--- begin ---

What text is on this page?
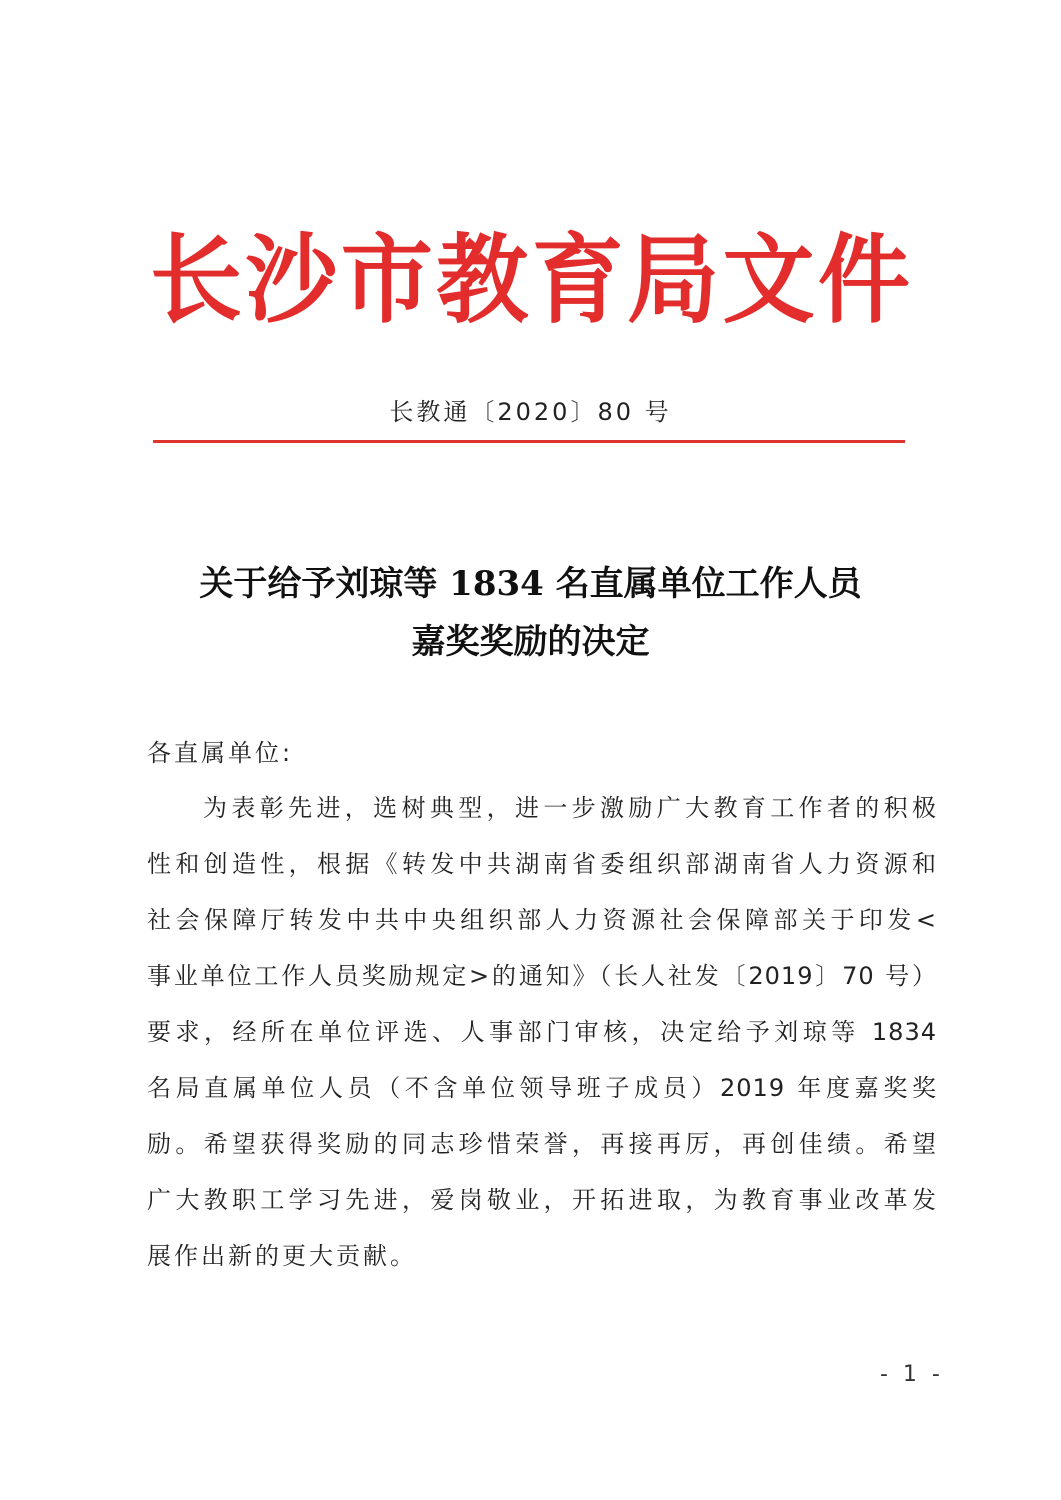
长 沙 市 教 育 局 文 件
长教通〔2020〕80 号
关于给予刘琼等 1834 名直属单位工作人员
嘉奖奖励的决定
各直属单位:
为表彰先进，选树典型，进一步激励广大教育工作者的积极
性和创造性，根据《转发中共湖南省委组织部湖南省人力资源和
社会保障厅转发中共中央组织部人力资源社会保障部关于印发<
事业单位工作人员奖励规定>的通知》（长人社发〔2019〕70 号）
要求，经所在单位评选、人事部门审核，决定给予刘琼等 1834
名局直属单位人员（不含单位领导班子成员）2019 年度嘉奖奖
励。希望获得奖励的同志珍惜荣誉，再接再厉，再创佳绩。希望
广大教职工学习先进，爱岗敬业，开拓进取，为教育事业改革发
展作出新的更大贡献。
- 1 -
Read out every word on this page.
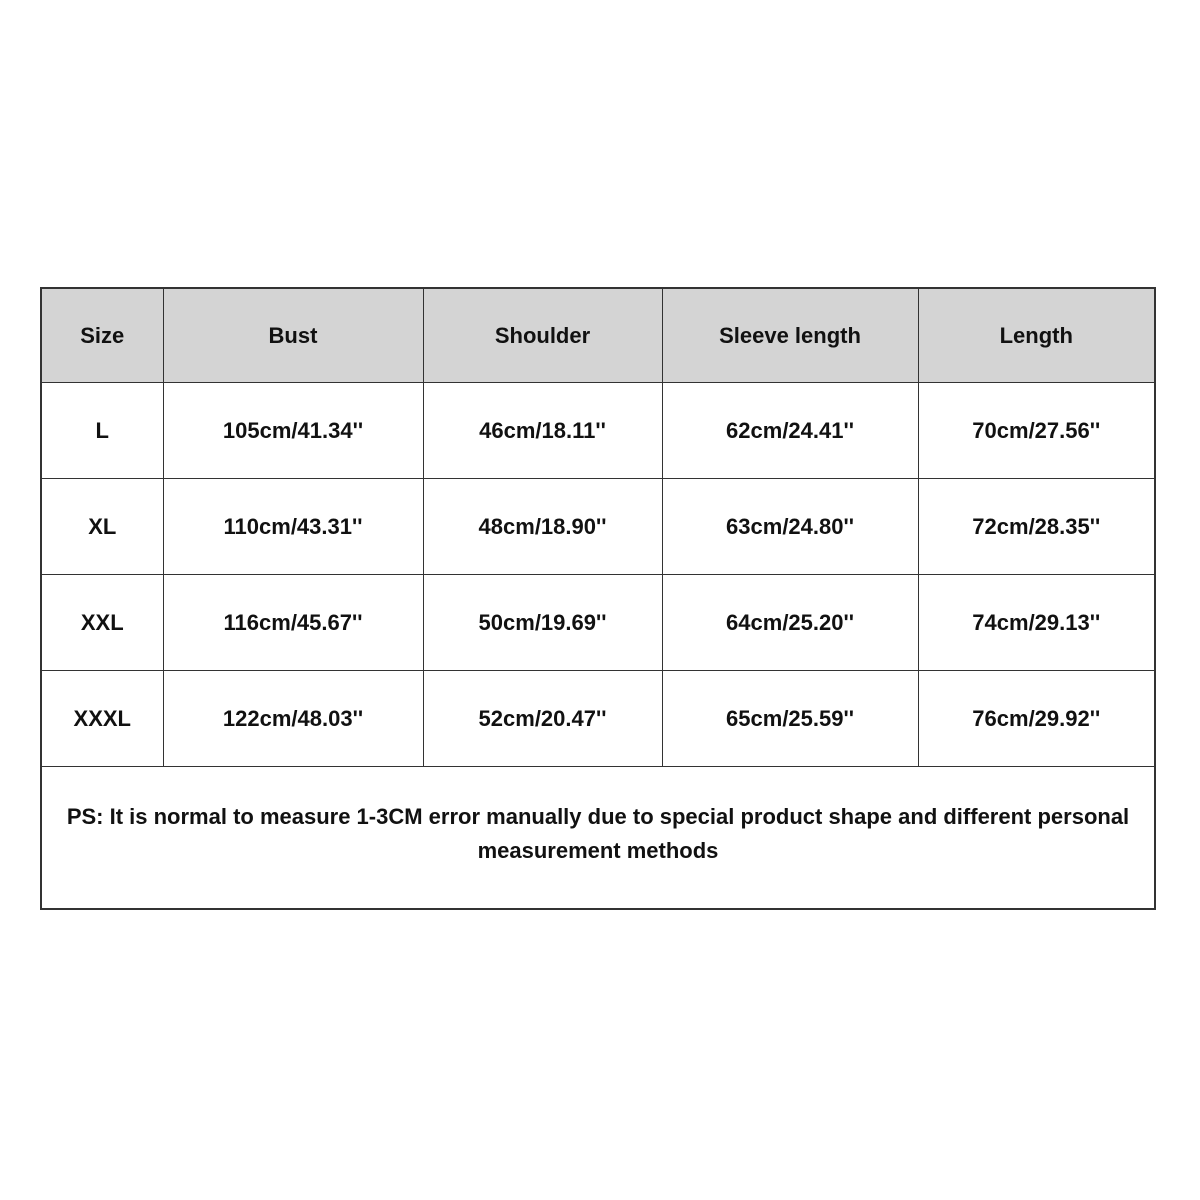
Size	Bust	Shoulder	Sleeve length	Length
L	105cm/41.34''	46cm/18.11''	62cm/24.41''	70cm/27.56''
XL	110cm/43.31''	48cm/18.90''	63cm/24.80''	72cm/28.35''
XXL	116cm/45.67''	50cm/19.69''	64cm/25.20''	74cm/29.13''
XXXL	122cm/48.03''	52cm/20.47''	65cm/25.59''	76cm/29.92''
PS: It is normal to measure 1-3CM error manually due to special product shape and different personal measurement methods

--- end ---

-- WORK TO BE COMPLETED --
Copy down every line of the entries containing the word "page".

-- EXERCISE RESULT --
What text is on this page?
Read out every word on this page.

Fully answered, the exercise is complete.